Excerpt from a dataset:

+++++

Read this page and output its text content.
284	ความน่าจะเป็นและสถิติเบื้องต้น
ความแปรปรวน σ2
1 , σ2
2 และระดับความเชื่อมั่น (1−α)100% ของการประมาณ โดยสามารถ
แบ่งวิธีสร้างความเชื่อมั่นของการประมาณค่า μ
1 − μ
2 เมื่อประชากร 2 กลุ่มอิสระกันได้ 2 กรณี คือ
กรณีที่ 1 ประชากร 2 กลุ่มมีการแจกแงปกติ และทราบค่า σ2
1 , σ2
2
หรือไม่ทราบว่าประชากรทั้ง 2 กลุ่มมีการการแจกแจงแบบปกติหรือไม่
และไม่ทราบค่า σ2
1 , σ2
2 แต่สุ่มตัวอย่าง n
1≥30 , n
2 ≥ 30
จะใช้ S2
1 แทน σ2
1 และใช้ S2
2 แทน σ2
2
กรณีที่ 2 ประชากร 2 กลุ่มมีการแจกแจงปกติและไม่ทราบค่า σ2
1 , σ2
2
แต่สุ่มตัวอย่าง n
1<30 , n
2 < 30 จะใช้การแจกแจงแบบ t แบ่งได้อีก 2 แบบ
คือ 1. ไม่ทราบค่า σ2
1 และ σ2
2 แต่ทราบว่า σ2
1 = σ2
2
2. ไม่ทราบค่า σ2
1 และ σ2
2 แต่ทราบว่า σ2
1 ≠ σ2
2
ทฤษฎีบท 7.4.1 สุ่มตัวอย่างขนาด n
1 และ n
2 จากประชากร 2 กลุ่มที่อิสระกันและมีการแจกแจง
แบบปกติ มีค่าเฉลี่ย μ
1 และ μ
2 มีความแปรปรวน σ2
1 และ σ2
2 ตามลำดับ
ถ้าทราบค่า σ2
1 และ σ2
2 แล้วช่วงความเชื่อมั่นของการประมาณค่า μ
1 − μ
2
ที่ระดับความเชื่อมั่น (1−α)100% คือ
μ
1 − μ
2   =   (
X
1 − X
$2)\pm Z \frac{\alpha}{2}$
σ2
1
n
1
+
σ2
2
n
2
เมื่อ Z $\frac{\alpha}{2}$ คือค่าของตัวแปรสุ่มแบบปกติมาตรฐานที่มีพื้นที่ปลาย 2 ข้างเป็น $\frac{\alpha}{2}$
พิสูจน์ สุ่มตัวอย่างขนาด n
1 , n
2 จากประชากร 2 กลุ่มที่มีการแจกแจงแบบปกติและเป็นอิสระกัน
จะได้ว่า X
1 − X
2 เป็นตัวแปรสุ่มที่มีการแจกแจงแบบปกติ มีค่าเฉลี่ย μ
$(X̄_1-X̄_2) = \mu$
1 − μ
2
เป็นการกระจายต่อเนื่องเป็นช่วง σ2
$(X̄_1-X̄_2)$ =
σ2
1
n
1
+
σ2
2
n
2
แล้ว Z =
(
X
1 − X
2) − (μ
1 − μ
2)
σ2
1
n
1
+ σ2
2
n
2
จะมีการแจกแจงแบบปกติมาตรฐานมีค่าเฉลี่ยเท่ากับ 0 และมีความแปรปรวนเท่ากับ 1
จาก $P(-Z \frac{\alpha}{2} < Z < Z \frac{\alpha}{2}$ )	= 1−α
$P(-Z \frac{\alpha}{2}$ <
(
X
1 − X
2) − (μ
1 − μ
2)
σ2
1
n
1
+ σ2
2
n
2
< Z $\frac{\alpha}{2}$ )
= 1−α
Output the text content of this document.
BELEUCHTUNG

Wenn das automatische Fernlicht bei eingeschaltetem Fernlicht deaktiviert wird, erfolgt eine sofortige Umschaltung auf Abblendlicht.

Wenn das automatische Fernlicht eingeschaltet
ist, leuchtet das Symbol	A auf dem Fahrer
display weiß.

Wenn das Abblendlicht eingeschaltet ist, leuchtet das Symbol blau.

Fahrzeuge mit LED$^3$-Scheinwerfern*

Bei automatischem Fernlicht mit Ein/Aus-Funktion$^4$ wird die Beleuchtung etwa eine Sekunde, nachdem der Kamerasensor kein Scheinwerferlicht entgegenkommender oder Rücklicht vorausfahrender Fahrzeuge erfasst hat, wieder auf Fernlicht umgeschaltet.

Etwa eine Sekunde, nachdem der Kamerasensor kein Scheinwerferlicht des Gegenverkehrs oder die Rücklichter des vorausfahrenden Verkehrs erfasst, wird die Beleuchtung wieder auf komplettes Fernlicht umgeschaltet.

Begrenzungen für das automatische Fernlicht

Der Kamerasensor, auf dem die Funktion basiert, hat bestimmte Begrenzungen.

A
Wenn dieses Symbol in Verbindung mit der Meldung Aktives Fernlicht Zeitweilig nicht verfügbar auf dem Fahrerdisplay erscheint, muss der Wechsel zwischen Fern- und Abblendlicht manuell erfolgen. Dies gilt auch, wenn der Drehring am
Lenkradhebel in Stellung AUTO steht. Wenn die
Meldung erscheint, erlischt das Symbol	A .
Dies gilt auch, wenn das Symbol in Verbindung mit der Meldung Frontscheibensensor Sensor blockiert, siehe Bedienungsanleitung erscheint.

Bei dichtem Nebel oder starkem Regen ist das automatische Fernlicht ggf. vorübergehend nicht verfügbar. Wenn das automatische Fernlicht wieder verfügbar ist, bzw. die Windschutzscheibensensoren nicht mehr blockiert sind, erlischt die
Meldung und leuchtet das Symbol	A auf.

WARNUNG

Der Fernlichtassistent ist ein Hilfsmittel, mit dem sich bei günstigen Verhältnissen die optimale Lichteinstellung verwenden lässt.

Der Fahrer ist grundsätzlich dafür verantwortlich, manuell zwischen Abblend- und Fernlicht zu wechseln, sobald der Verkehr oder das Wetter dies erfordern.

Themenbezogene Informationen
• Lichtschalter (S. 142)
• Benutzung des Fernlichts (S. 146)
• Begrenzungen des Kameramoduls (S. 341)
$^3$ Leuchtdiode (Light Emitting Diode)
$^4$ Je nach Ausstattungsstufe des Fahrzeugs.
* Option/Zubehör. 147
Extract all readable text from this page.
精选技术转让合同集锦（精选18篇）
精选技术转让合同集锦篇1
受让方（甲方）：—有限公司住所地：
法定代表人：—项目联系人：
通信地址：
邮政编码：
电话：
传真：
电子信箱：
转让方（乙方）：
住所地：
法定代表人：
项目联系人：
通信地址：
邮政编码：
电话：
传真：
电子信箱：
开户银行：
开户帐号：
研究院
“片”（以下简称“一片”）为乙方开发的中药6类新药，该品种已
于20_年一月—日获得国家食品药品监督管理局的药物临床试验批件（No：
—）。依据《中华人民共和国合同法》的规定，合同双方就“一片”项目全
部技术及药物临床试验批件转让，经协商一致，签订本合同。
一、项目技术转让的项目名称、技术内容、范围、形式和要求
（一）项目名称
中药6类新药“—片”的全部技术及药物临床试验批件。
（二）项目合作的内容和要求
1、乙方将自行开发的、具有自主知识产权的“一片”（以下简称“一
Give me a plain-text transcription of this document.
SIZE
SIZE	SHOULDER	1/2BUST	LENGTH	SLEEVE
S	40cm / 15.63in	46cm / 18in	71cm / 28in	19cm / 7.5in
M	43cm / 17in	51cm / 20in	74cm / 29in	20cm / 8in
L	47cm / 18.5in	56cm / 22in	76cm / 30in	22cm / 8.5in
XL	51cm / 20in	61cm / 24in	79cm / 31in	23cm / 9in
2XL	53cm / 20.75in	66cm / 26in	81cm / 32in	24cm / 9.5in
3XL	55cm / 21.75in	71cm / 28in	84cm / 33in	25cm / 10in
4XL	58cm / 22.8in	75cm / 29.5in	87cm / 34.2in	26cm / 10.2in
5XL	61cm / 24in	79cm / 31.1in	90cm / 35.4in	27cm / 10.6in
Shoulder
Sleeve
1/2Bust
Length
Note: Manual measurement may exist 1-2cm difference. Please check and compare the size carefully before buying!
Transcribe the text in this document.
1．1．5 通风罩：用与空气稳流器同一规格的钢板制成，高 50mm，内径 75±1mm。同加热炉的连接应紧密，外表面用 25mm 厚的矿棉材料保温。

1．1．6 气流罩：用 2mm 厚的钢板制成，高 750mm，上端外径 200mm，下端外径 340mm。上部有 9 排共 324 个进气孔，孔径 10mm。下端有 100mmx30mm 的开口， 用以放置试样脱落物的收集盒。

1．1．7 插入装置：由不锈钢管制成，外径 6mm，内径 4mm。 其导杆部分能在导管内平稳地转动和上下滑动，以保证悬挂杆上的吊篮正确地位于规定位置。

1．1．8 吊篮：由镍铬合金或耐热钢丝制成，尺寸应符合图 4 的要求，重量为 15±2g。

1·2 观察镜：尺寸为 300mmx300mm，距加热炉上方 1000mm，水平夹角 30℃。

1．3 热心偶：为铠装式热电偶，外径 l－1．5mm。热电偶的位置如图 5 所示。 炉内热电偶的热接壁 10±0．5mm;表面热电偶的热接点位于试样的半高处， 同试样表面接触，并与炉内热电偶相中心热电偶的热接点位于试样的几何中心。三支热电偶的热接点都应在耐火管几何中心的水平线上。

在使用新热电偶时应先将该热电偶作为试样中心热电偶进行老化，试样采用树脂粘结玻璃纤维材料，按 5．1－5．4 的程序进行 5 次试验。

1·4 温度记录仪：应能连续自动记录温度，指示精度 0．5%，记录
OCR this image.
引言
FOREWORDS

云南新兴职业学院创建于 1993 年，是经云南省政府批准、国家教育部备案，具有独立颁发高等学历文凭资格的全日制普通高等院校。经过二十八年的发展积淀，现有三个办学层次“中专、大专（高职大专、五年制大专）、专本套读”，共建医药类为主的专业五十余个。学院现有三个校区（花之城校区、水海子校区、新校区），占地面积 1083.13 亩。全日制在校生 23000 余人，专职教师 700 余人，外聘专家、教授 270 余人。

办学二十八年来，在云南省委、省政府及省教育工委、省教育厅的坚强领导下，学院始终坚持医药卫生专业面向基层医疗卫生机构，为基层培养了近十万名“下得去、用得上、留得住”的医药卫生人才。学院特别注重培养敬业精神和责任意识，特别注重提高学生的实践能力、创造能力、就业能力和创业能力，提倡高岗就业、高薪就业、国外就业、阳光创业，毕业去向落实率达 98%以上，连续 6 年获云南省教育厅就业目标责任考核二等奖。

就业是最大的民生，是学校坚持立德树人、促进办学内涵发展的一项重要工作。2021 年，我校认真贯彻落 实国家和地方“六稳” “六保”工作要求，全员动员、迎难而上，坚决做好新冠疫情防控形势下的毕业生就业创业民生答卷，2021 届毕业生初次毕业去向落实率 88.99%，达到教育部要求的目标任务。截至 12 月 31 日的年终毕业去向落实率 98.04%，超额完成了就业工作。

+++++

(Task statement)
Gather each line in these records that contains the string "document".

(Final answer)
Output the text content of this document.
Give me a plain-text transcription of this document.
Transcribe the text in this document.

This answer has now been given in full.